DOCUMENT SEGMENT =>
○ ○ ○ ○ ○

My FreeNas Server with lots of Memory, tweaks?

Pointeo13 · Mar 12, 2015

I have now been running freenas at home for a couple years. Performance is great, but was wondering if anyone had any suggestions on tweaking my setup. I am even willing to pay a Mod or Admin on the forums to log into my environment and take a look to see if anything can be done. No real reason, but thought I could learn a thing or two about getting the most out of my setup. I currently use iSCSI setup for VMware (really should use NFS at some point since I do care about my data) and CIFS for my archive storage. I did enable autotune, but it looks like I should adjust the vfs.zfs.arc_max to a higher number? For the most part everything runs on 10 Gigabit network. Thanks guys!

Server Hardware
IBM x3650 M3
CPU: 2x Intel Xeon X5690 3.47GHZ
Memory: 288GB 18x (16GB 2Rx4 PC3-10600R-9-10-NO)
Raid Card: M1015 flashed to LSI9211-IT mode
Network: Dell XR997 Single Port PCIe 10GB

Storage Array
2x - SUPERMICRO CSE-846E16-R1200B (no motherboard only used to hold and power the drives.)
SAS Disks - 18x (SEAGATE 300GB 15K SAS)
SATA Disks – 12x (Seagate 3TB Desktop 6Gb/s 64MB Cache)

Switch
Netgear 12-Port ProSafe 10 Gigabit

ZFS Layout
I have two volumes setup, both volumes are Raidz2.

The picture below shows my first volume setup for my 28 virtual machines using iSCSI, 18 disks total.

The next volume is for my Archive storage which has CIFS enabled to share out the storage using 12 disks total.

Tunables (Enable autotune: yes)

Current Memory info

Current ZFS info

jgreco · Mar 19, 2015

The biggest thing that's probably hurting you is the VMware storage in RAIDZ2. This limits your number of IOPS to approximately that of a single drive.

Unlisted is the fullness and age of that VMware datastore - and/or the results of "zpool get fragmentation", all of which could give insight especially into write performance (you have lots of ARC to help boost reads).

○ ○ ○ ○ ○

MATERIALS PROVIDED =>
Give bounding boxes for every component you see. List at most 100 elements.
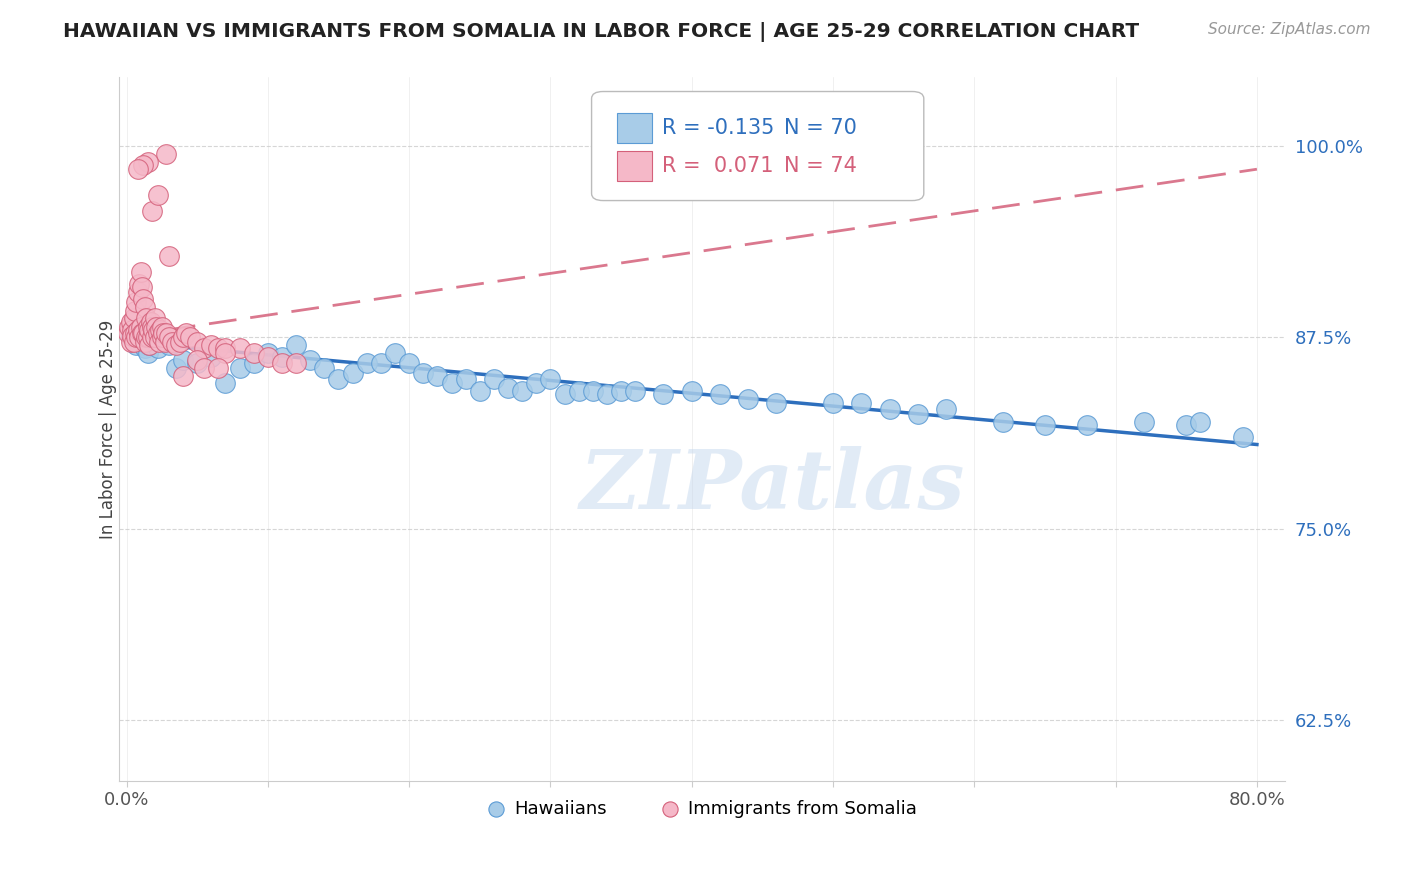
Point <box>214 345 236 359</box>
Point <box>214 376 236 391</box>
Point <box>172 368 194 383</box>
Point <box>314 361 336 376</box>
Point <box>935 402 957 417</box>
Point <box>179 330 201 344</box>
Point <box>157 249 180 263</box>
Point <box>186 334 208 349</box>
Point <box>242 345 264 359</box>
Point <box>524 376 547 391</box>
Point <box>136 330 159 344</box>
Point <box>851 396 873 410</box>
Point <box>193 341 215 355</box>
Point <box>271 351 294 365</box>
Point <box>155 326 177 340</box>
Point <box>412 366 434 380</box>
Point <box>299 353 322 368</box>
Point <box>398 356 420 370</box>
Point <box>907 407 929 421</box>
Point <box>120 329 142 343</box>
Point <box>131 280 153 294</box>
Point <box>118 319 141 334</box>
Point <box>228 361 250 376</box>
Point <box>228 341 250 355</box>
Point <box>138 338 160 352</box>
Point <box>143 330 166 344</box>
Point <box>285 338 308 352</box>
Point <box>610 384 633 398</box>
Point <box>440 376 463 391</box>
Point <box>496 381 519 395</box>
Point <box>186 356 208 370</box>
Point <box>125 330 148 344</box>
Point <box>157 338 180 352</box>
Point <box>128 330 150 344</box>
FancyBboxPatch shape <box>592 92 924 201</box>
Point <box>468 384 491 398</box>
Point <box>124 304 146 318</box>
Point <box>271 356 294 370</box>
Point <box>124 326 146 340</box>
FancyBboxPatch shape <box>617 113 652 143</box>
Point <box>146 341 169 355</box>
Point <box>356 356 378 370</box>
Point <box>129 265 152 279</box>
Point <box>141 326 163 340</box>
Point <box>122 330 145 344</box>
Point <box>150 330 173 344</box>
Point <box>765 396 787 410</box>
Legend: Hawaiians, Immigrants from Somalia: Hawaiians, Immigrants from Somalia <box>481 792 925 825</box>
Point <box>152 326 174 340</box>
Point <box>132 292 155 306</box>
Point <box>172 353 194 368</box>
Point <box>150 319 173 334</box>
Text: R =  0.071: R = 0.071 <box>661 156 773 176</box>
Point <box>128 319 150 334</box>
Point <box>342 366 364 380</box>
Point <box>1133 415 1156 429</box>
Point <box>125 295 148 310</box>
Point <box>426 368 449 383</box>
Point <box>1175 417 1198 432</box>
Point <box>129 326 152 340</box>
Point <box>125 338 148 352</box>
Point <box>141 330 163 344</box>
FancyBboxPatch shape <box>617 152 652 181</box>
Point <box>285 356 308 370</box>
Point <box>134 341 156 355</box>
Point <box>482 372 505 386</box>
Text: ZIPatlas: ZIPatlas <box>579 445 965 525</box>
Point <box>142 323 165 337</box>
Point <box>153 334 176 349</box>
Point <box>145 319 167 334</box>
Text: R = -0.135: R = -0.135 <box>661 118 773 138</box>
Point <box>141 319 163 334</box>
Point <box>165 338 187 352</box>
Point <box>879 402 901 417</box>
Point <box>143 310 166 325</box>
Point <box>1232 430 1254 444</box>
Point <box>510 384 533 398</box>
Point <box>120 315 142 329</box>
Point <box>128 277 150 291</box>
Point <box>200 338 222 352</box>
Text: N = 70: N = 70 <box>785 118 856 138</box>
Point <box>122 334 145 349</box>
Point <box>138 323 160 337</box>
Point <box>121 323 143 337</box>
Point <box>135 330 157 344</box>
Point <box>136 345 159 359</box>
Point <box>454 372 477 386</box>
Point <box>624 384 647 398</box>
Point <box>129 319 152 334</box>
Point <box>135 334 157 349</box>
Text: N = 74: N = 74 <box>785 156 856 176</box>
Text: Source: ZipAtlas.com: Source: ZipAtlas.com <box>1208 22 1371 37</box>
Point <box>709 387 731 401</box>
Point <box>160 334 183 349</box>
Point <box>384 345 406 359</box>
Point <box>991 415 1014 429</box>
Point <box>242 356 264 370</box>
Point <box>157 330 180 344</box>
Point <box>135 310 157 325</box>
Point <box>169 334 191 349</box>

○ ○ ○ ○ ○

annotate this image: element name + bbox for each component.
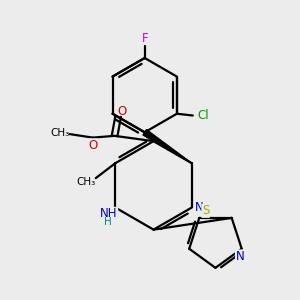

○ ○ ○ ○ ○

PROBLEM SET =>
A - In the FreeNAS forum thread, list each labeled entry under "Server Hardware" with its label and value.
B - Retype the lines of the records between the line holding "Give bounding boxes" and the line holding "Point <box>765 396 787 410</box>", inclusive. Leave out the pictures.

FINAL ANSWERS =>
A -
CPU: 2x Intel Xeon X5690 3.47GHZ
Memory: 288GB 18x (16GB 2Rx4 PC3-10600R-9-10-NO)
Raid Card: M1015 flashed to LSI9211-IT mode
Network: Dell XR997 Single Port PCIe 10GB

B -
Give bounding boxes for every component you see. List at most 100 elements.
Point <box>214 345 236 359</box>
Point <box>214 376 236 391</box>
Point <box>172 368 194 383</box>
Point <box>314 361 336 376</box>
Point <box>935 402 957 417</box>
Point <box>179 330 201 344</box>
Point <box>157 249 180 263</box>
Point <box>186 334 208 349</box>
Point <box>242 345 264 359</box>
Point <box>524 376 547 391</box>
Point <box>136 330 159 344</box>
Point <box>851 396 873 410</box>
Point <box>193 341 215 355</box>
Point <box>271 351 294 365</box>
Point <box>155 326 177 340</box>
Point <box>412 366 434 380</box>
Point <box>299 353 322 368</box>
Point <box>398 356 420 370</box>
Point <box>907 407 929 421</box>
Point <box>120 329 142 343</box>
Point <box>131 280 153 294</box>
Point <box>118 319 141 334</box>
Point <box>228 361 250 376</box>
Point <box>228 341 250 355</box>
Point <box>138 338 160 352</box>
Point <box>143 330 166 344</box>
Point <box>285 338 308 352</box>
Point <box>610 384 633 398</box>
Point <box>440 376 463 391</box>
Point <box>496 381 519 395</box>
Point <box>186 356 208 370</box>
Point <box>125 330 148 344</box>
Point <box>157 338 180 352</box>
Point <box>128 330 150 344</box>
FancyBboxPatch shape <box>592 92 924 201</box>
Point <box>468 384 491 398</box>
Point <box>124 304 146 318</box>
Point <box>271 356 294 370</box>
Point <box>124 326 146 340</box>
FancyBboxPatch shape <box>617 113 652 143</box>
Point <box>146 341 169 355</box>
Point <box>356 356 378 370</box>
Point <box>129 265 152 279</box>
Point <box>141 326 163 340</box>
Point <box>122 330 145 344</box>
Point <box>150 330 173 344</box>
Point <box>765 396 787 410</box>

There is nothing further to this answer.